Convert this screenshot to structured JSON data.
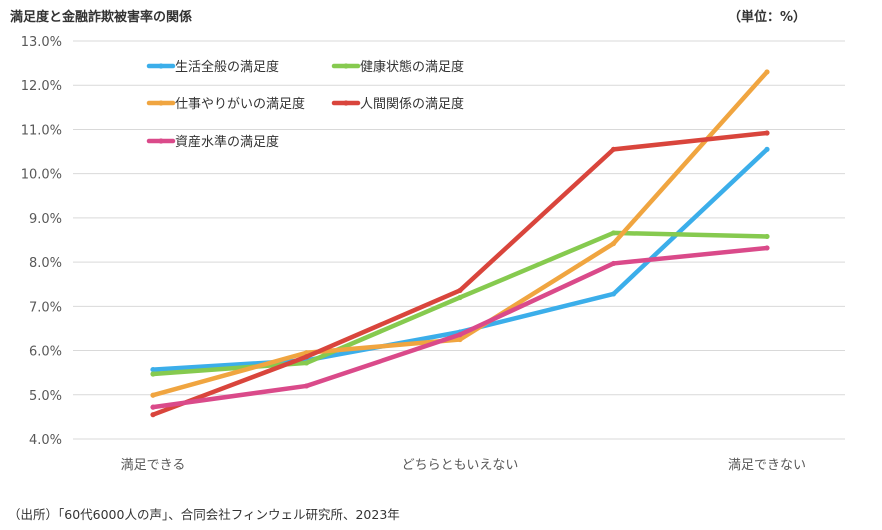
{
  "header": {
    "title": "満足度と金融詐欺被害率の関係",
    "unit": "（単位：%）"
  },
  "footer": {
    "source": "（出所）「60代6000人の声」、合同会社フィンウェル研究所、2023年"
  },
  "chart_data": {
    "type": "line",
    "title": "満足度と金融詐欺被害率の関係",
    "xlabel": "",
    "ylabel": "",
    "x": [
      "満足できる",
      "",
      "どちらともいえない",
      "",
      "満足できない"
    ],
    "ylim": [
      4.0,
      13.0
    ],
    "yticks": [
      "4.0%",
      "5.0%",
      "6.0%",
      "7.0%",
      "8.0%",
      "9.0%",
      "10.0%",
      "11.0%",
      "12.0%",
      "13.0%"
    ],
    "grid": true,
    "legend_position": "top-left",
    "series": [
      {
        "name": "生活全般の満足度",
        "color": "#3BAEEA",
        "values": [
          5.57,
          5.78,
          6.42,
          7.28,
          10.55
        ]
      },
      {
        "name": "健康状態の満足度",
        "color": "#86CA4F",
        "values": [
          5.47,
          5.72,
          7.2,
          8.66,
          8.58
        ]
      },
      {
        "name": "仕事やりがいの満足度",
        "color": "#F0A540",
        "values": [
          4.99,
          5.95,
          6.25,
          8.42,
          12.3
        ]
      },
      {
        "name": "人間関係の満足度",
        "color": "#D9453C",
        "values": [
          4.55,
          5.86,
          7.36,
          10.55,
          10.92
        ]
      },
      {
        "name": "資産水準の満足度",
        "color": "#DA4A8A",
        "values": [
          4.72,
          5.2,
          6.36,
          7.97,
          8.32
        ]
      }
    ]
  }
}
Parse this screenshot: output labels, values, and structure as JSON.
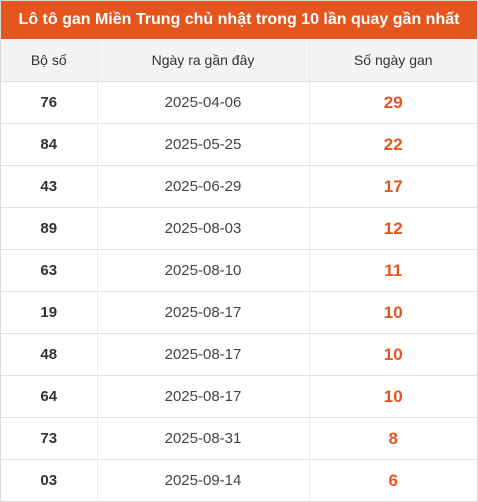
{
  "title": "Lô tô gan Miền Trung chủ nhật trong 10 lần quay gần nhất",
  "colors": {
    "accent": "#e5561e",
    "header_bg": "#f4f4f4"
  },
  "table": {
    "headers": [
      "Bộ số",
      "Ngày ra gần đây",
      "Số ngày gan"
    ],
    "rows": [
      {
        "number": "76",
        "date": "2025-04-06",
        "days": "29"
      },
      {
        "number": "84",
        "date": "2025-05-25",
        "days": "22"
      },
      {
        "number": "43",
        "date": "2025-06-29",
        "days": "17"
      },
      {
        "number": "89",
        "date": "2025-08-03",
        "days": "12"
      },
      {
        "number": "63",
        "date": "2025-08-10",
        "days": "11"
      },
      {
        "number": "19",
        "date": "2025-08-17",
        "days": "10"
      },
      {
        "number": "48",
        "date": "2025-08-17",
        "days": "10"
      },
      {
        "number": "64",
        "date": "2025-08-17",
        "days": "10"
      },
      {
        "number": "73",
        "date": "2025-08-31",
        "days": "8"
      },
      {
        "number": "03",
        "date": "2025-09-14",
        "days": "6"
      }
    ]
  }
}
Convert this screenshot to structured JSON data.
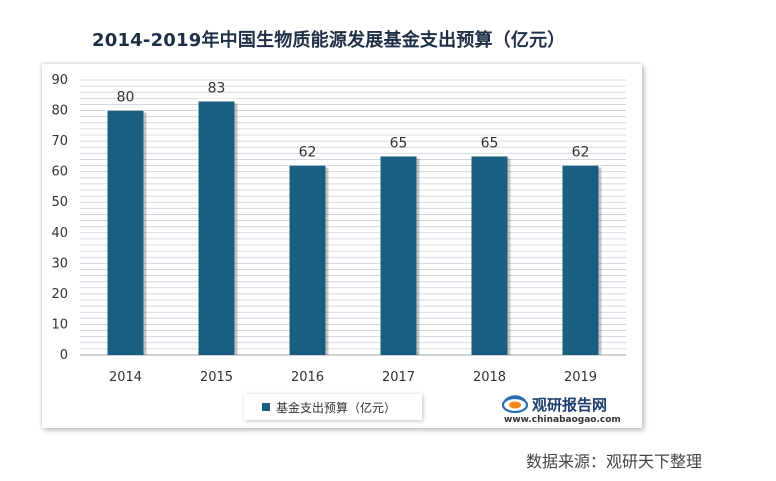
{
  "title": "2014-2019年中国生物质能源发展基金支出预算（亿元）",
  "source": "数据来源：观研天下整理",
  "watermark": {
    "brand": "观研报告网",
    "url": "www.chinabaogao.com"
  },
  "colors": {
    "bar": "#1a5f80",
    "grid": "#c9d0da",
    "text": "#333333"
  },
  "chart_data": {
    "type": "bar",
    "categories": [
      "2014",
      "2015",
      "2016",
      "2017",
      "2018",
      "2019"
    ],
    "series": [
      {
        "name": "基金支出预算（亿元）",
        "values": [
          80,
          83,
          62,
          65,
          65,
          62
        ]
      }
    ],
    "ylim": [
      0,
      90
    ],
    "yticks": [
      0,
      10,
      20,
      30,
      40,
      50,
      60,
      70,
      80,
      90
    ],
    "data_labels": true,
    "grid": true,
    "legend_position": "bottom"
  }
}
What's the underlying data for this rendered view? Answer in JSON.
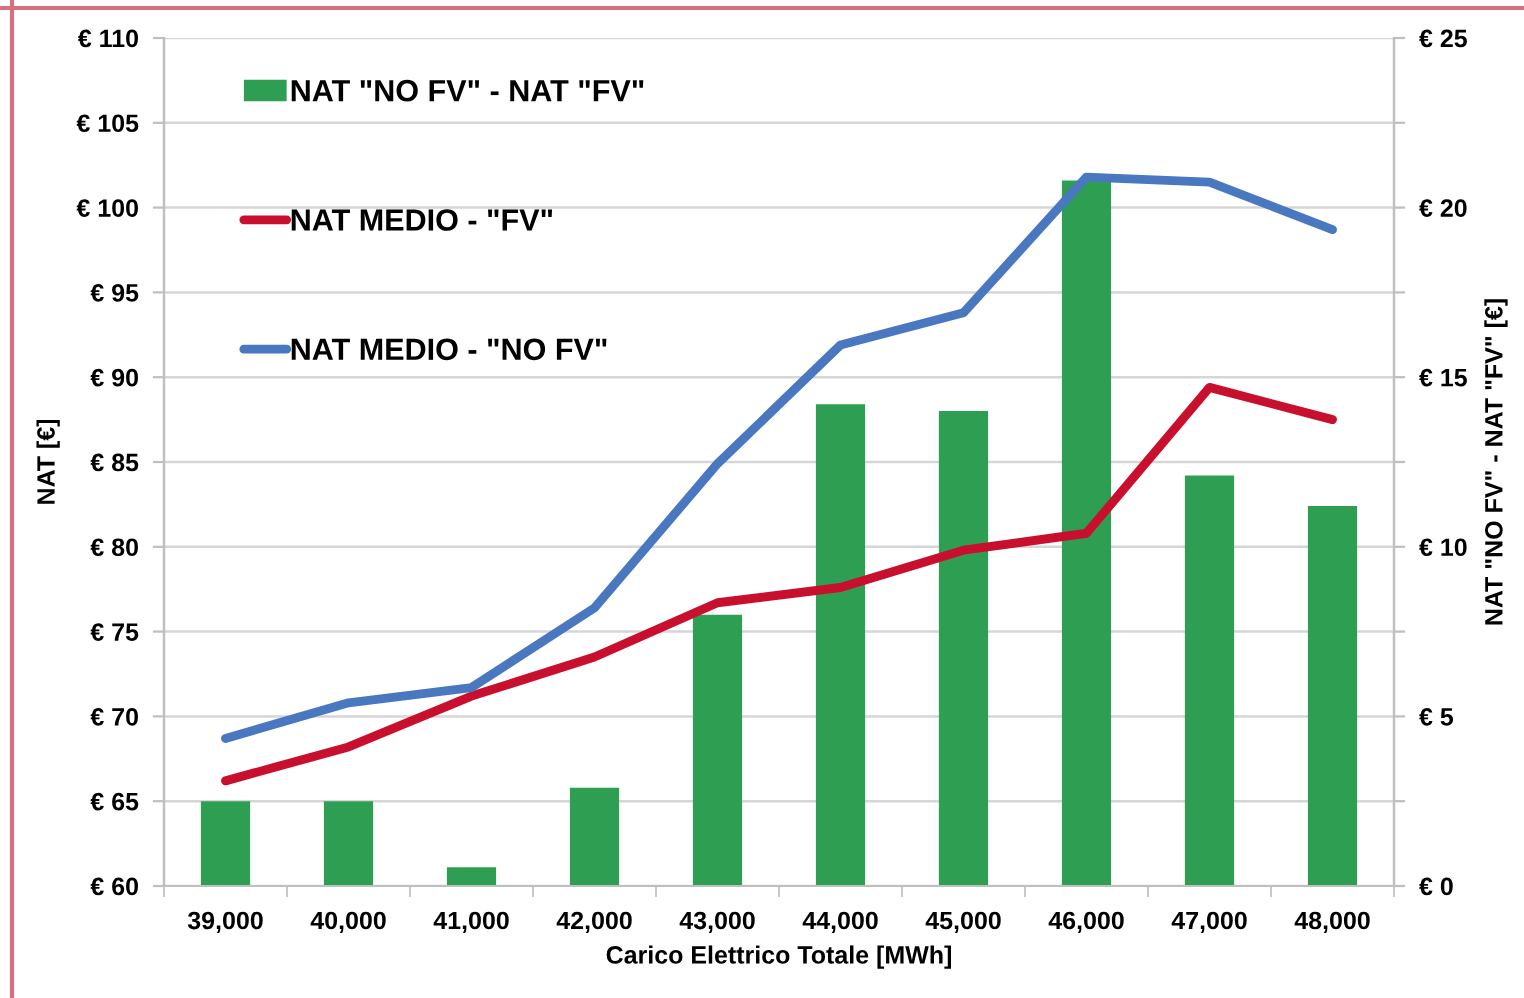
{
  "chart_data": {
    "type": "bar",
    "xlabel": "Carico Elettrico Totale [MWh]",
    "ylabel": "NAT [€]",
    "y2label": "NAT \"NO FV\" - NAT \"FV\" [€]",
    "categories": [
      "39,000",
      "40,000",
      "41,000",
      "42,000",
      "43,000",
      "44,000",
      "45,000",
      "46,000",
      "47,000",
      "48,000"
    ],
    "series": [
      {
        "name": "NAT \"NO FV\" - NAT \"FV\"",
        "axis": "y2",
        "color": "#2e9f52",
        "values": [
          2.5,
          2.5,
          0.55,
          2.9,
          8.0,
          14.2,
          14.0,
          20.8,
          12.1,
          11.2
        ]
      },
      {
        "name": "NAT MEDIO - \"FV\"",
        "type": "line",
        "color": "#c8102e",
        "values": [
          66.2,
          68.2,
          71.2,
          73.5,
          76.7,
          77.6,
          79.8,
          80.8,
          89.4,
          87.5
        ]
      },
      {
        "name": "NAT MEDIO - \"NO FV\"",
        "type": "line",
        "color": "#4a78c0",
        "values": [
          68.7,
          70.8,
          71.7,
          76.4,
          84.9,
          91.9,
          93.8,
          101.8,
          101.5,
          98.7
        ]
      }
    ],
    "ylim": [
      60,
      110
    ],
    "yticks": [
      {
        "value": 60,
        "label": "€ 60"
      },
      {
        "value": 65,
        "label": "€ 65"
      },
      {
        "value": 70,
        "label": "€ 70"
      },
      {
        "value": 75,
        "label": "€ 75"
      },
      {
        "value": 80,
        "label": "€ 80"
      },
      {
        "value": 85,
        "label": "€ 85"
      },
      {
        "value": 90,
        "label": "€ 90"
      },
      {
        "value": 95,
        "label": "€ 95"
      },
      {
        "value": 100,
        "label": "€ 100"
      },
      {
        "value": 105,
        "label": "€ 105"
      },
      {
        "value": 110,
        "label": "€ 110"
      }
    ],
    "y2lim": [
      0,
      25
    ],
    "y2ticks": [
      {
        "value": 0,
        "label": "€ 0"
      },
      {
        "value": 2.5,
        "label": null
      },
      {
        "value": 5,
        "label": "€ 5"
      },
      {
        "value": 7.5,
        "label": null
      },
      {
        "value": 10,
        "label": "€ 10"
      },
      {
        "value": 12.5,
        "label": null
      },
      {
        "value": 15,
        "label": "€ 15"
      },
      {
        "value": 17.5,
        "label": null
      },
      {
        "value": 20,
        "label": "€ 20"
      },
      {
        "value": 22.5,
        "label": null
      },
      {
        "value": 25,
        "label": "€ 25"
      }
    ],
    "grid": "y",
    "legend": "top left",
    "line_style": "solid"
  }
}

*-*-*

— Exercise directions —
Your task is to copy the entries in full and exactly, without any images.

— Result of the task —
Convert this screenshot to structured JSON data.
{
  "header": {
    "title": "満足度と金融詐欺被害率の関係",
    "unit": "（単位：%）"
  },
  "footer": {
    "source": "（出所）「60代6000人の声」、合同会社フィンウェル研究所、2023年"
  },
  "chart_data": {
    "type": "line",
    "title": "満足度と金融詐欺被害率の関係",
    "xlabel": "",
    "ylabel": "",
    "x": [
      "満足できる",
      "",
      "どちらともいえない",
      "",
      "満足できない"
    ],
    "ylim": [
      4.0,
      13.0
    ],
    "yticks": [
      "4.0%",
      "5.0%",
      "6.0%",
      "7.0%",
      "8.0%",
      "9.0%",
      "10.0%",
      "11.0%",
      "12.0%",
      "13.0%"
    ],
    "grid": true,
    "legend_position": "top-left",
    "series": [
      {
        "name": "生活全般の満足度",
        "color": "#3BAEEA",
        "values": [
          5.57,
          5.78,
          6.42,
          7.28,
          10.55
        ]
      },
      {
        "name": "健康状態の満足度",
        "color": "#86CA4F",
        "values": [
          5.47,
          5.72,
          7.2,
          8.66,
          8.58
        ]
      },
      {
        "name": "仕事やりがいの満足度",
        "color": "#F0A540",
        "values": [
          4.99,
          5.95,
          6.25,
          8.42,
          12.3
        ]
      },
      {
        "name": "人間関係の満足度",
        "color": "#D9453C",
        "values": [
          4.55,
          5.86,
          7.36,
          10.55,
          10.92
        ]
      },
      {
        "name": "資産水準の満足度",
        "color": "#DA4A8A",
        "values": [
          4.72,
          5.2,
          6.36,
          7.97,
          8.32
        ]
      }
    ]
  }
}
Parse this screenshot: output labels, values, and structure as JSON.
{
  "title": "Lô tô gan Miền Trung chủ nhật trong 10 lần quay gần nhất",
  "colors": {
    "accent": "#e5561e",
    "header_bg": "#f4f4f4"
  },
  "table": {
    "headers": [
      "Bộ số",
      "Ngày ra gần đây",
      "Số ngày gan"
    ],
    "rows": [
      {
        "number": "76",
        "date": "2025-04-06",
        "days": "29"
      },
      {
        "number": "84",
        "date": "2025-05-25",
        "days": "22"
      },
      {
        "number": "43",
        "date": "2025-06-29",
        "days": "17"
      },
      {
        "number": "89",
        "date": "2025-08-03",
        "days": "12"
      },
      {
        "number": "63",
        "date": "2025-08-10",
        "days": "11"
      },
      {
        "number": "19",
        "date": "2025-08-17",
        "days": "10"
      },
      {
        "number": "48",
        "date": "2025-08-17",
        "days": "10"
      },
      {
        "number": "64",
        "date": "2025-08-17",
        "days": "10"
      },
      {
        "number": "73",
        "date": "2025-08-31",
        "days": "8"
      },
      {
        "number": "03",
        "date": "2025-09-14",
        "days": "6"
      }
    ]
  }
}
Convert this screenshot to structured JSON data.
{
  "title": "2014-2019年中国生物质能源发展基金支出预算（亿元）",
  "source": "数据来源：观研天下整理",
  "watermark": {
    "brand": "观研报告网",
    "url": "www.chinabaogao.com"
  },
  "colors": {
    "bar": "#1a5f80",
    "grid": "#c9d0da",
    "text": "#333333"
  },
  "chart_data": {
    "type": "bar",
    "categories": [
      "2014",
      "2015",
      "2016",
      "2017",
      "2018",
      "2019"
    ],
    "series": [
      {
        "name": "基金支出预算（亿元）",
        "values": [
          80,
          83,
          62,
          65,
          65,
          62
        ]
      }
    ],
    "ylim": [
      0,
      90
    ],
    "yticks": [
      0,
      10,
      20,
      30,
      40,
      50,
      60,
      70,
      80,
      90
    ],
    "data_labels": true,
    "grid": true,
    "legend_position": "bottom"
  }
}
What's the underlying data for this rendered view? Answer in JSON.
{
  "chart_data": {
    "type": "bar",
    "xlabel": "Carico Elettrico Totale [MWh]",
    "ylabel": "NAT [€]",
    "y2label": "NAT \"NO FV\" - NAT \"FV\" [€]",
    "categories": [
      "39,000",
      "40,000",
      "41,000",
      "42,000",
      "43,000",
      "44,000",
      "45,000",
      "46,000",
      "47,000",
      "48,000"
    ],
    "series": [
      {
        "name": "NAT \"NO FV\" - NAT \"FV\"",
        "axis": "y2",
        "color": "#2e9f52",
        "values": [
          2.5,
          2.5,
          0.55,
          2.9,
          8.0,
          14.2,
          14.0,
          20.8,
          12.1,
          11.2
        ]
      },
      {
        "name": "NAT MEDIO - \"FV\"",
        "type": "line",
        "color": "#c8102e",
        "values": [
          66.2,
          68.2,
          71.2,
          73.5,
          76.7,
          77.6,
          79.8,
          80.8,
          89.4,
          87.5
        ]
      },
      {
        "name": "NAT MEDIO - \"NO FV\"",
        "type": "line",
        "color": "#4a78c0",
        "values": [
          68.7,
          70.8,
          71.7,
          76.4,
          84.9,
          91.9,
          93.8,
          101.8,
          101.5,
          98.7
        ]
      }
    ],
    "ylim": [
      60,
      110
    ],
    "yticks": [
      {
        "value": 60,
        "label": "€ 60"
      },
      {
        "value": 65,
        "label": "€ 65"
      },
      {
        "value": 70,
        "label": "€ 70"
      },
      {
        "value": 75,
        "label": "€ 75"
      },
      {
        "value": 80,
        "label": "€ 80"
      },
      {
        "value": 85,
        "label": "€ 85"
      },
      {
        "value": 90,
        "label": "€ 90"
      },
      {
        "value": 95,
        "label": "€ 95"
      },
      {
        "value": 100,
        "label": "€ 100"
      },
      {
        "value": 105,
        "label": "€ 105"
      },
      {
        "value": 110,
        "label": "€ 110"
      }
    ],
    "y2lim": [
      0,
      25
    ],
    "y2ticks": [
      {
        "value": 0,
        "label": "€ 0"
      },
      {
        "value": 2.5,
        "label": null
      },
      {
        "value": 5,
        "label": "€ 5"
      },
      {
        "value": 7.5,
        "label": null
      },
      {
        "value": 10,
        "label": "€ 10"
      },
      {
        "value": 12.5,
        "label": null
      },
      {
        "value": 15,
        "label": "€ 15"
      },
      {
        "value": 17.5,
        "label": null
      },
      {
        "value": 20,
        "label": "€ 20"
      },
      {
        "value": 22.5,
        "label": null
      },
      {
        "value": 25,
        "label": "€ 25"
      }
    ],
    "grid": "y",
    "legend": "top left",
    "line_style": "solid"
  }
}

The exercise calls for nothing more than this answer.